* **Stated problem**: Print every entry word for word, but omit the pictures.
+===+
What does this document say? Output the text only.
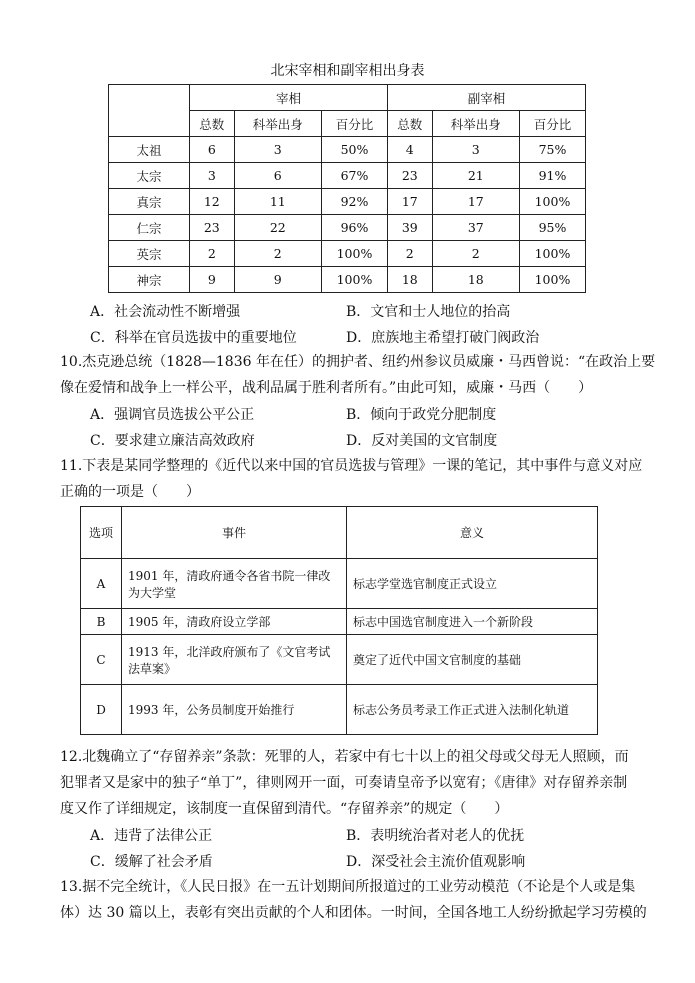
北宋宰相和副宰相出身表
	宰相			副宰相		
	总数	科举出身	百分比	总数	科举出身	百分比
太祖	6	3	50%	4	3	75%
太宗	3	6	67%	23	21	91%
真宗	12	11	92%	17	17	100%
仁宗	23	22	96%	39	37	95%
英宗	2	2	100%	2	2	100%
神宗	9	9	100%	18	18	100%
A．社会流动性不断增强	B．文官和士人地位的抬高
C．科举在官员选拔中的重要地位	D．庶族地主希望打破门阀政治
10.杰克逊总统（1828—1836 年在任）的拥护者、纽约州参议员威廉・马西曾说：“在政治上要
像在爱情和战争上一样公平，战利品属于胜利者所有。”由此可知，威廉・马西（　　）
A．强调官员选拔公平公正	B．倾向于政党分肥制度
C．要求建立廉洁高效政府	D．反对美国的文官制度
11.下表是某同学整理的《近代以来中国的官员选拔与管理》一课的笔记，其中事件与意义对应
正确的一项是（　　）
选项	事件	意义
A	1901 年，清政府通令各省书院一律改为大学堂	标志学堂选官制度正式设立
B	1905 年，清政府设立学部	标志中国选官制度进入一个新阶段
C	1913 年，北洋政府颁布了《文官考试法草案》	奠定了近代中国文官制度的基础
D	1993 年，公务员制度开始推行	标志公务员考录工作正式进入法制化轨道
12.北魏确立了“存留养亲”条款：死罪的人，若家中有七十以上的祖父母或父母无人照顾，而
犯罪者又是家中的独子“单丁”，律则网开一面，可奏请皇帝予以宽宥；《唐律》对存留养亲制
度又作了详细规定，该制度一直保留到清代。“存留养亲”的规定（　　）
A．违背了法律公正	B．表明统治者对老人的优抚
C．缓解了社会矛盾	D．深受社会主流价值观影响
13.据不完全统计，《人民日报》在一五计划期间所报道过的工业劳动模范（不论是个人或是集
体）达 30 篇以上，表彰有突出贡献的个人和团体。一时间，全国各地工人纷纷掀起学习劳模的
+===+
* **Result of the task**:
What does this document say? Output the text only.
北宋宰相和副宰相出身表
	宰相			副宰相		
	总数	科举出身	百分比	总数	科举出身	百分比
太祖	6	3	50%	4	3	75%
太宗	3	6	67%	23	21	91%
真宗	12	11	92%	17	17	100%
仁宗	23	22	96%	39	37	95%
英宗	2	2	100%	2	2	100%
神宗	9	9	100%	18	18	100%
A．社会流动性不断增强	B．文官和士人地位的抬高
C．科举在官员选拔中的重要地位	D．庶族地主希望打破门阀政治
10.杰克逊总统（1828—1836 年在任）的拥护者、纽约州参议员威廉・马西曾说：“在政治上要
像在爱情和战争上一样公平，战利品属于胜利者所有。”由此可知，威廉・马西（　　）
A．强调官员选拔公平公正	B．倾向于政党分肥制度
C．要求建立廉洁高效政府	D．反对美国的文官制度
11.下表是某同学整理的《近代以来中国的官员选拔与管理》一课的笔记，其中事件与意义对应
正确的一项是（　　）
选项	事件	意义
A	1901 年，清政府通令各省书院一律改为大学堂	标志学堂选官制度正式设立
B	1905 年，清政府设立学部	标志中国选官制度进入一个新阶段
C	1913 年，北洋政府颁布了《文官考试法草案》	奠定了近代中国文官制度的基础
D	1993 年，公务员制度开始推行	标志公务员考录工作正式进入法制化轨道
12.北魏确立了“存留养亲”条款：死罪的人，若家中有七十以上的祖父母或父母无人照顾，而
犯罪者又是家中的独子“单丁”，律则网开一面，可奏请皇帝予以宽宥；《唐律》对存留养亲制
度又作了详细规定，该制度一直保留到清代。“存留养亲”的规定（　　）
A．违背了法律公正	B．表明统治者对老人的优抚
C．缓解了社会矛盾	D．深受社会主流价值观影响
13.据不完全统计，《人民日报》在一五计划期间所报道过的工业劳动模范（不论是个人或是集
体）达 30 篇以上，表彰有突出贡献的个人和团体。一时间，全国各地工人纷纷掀起学习劳模的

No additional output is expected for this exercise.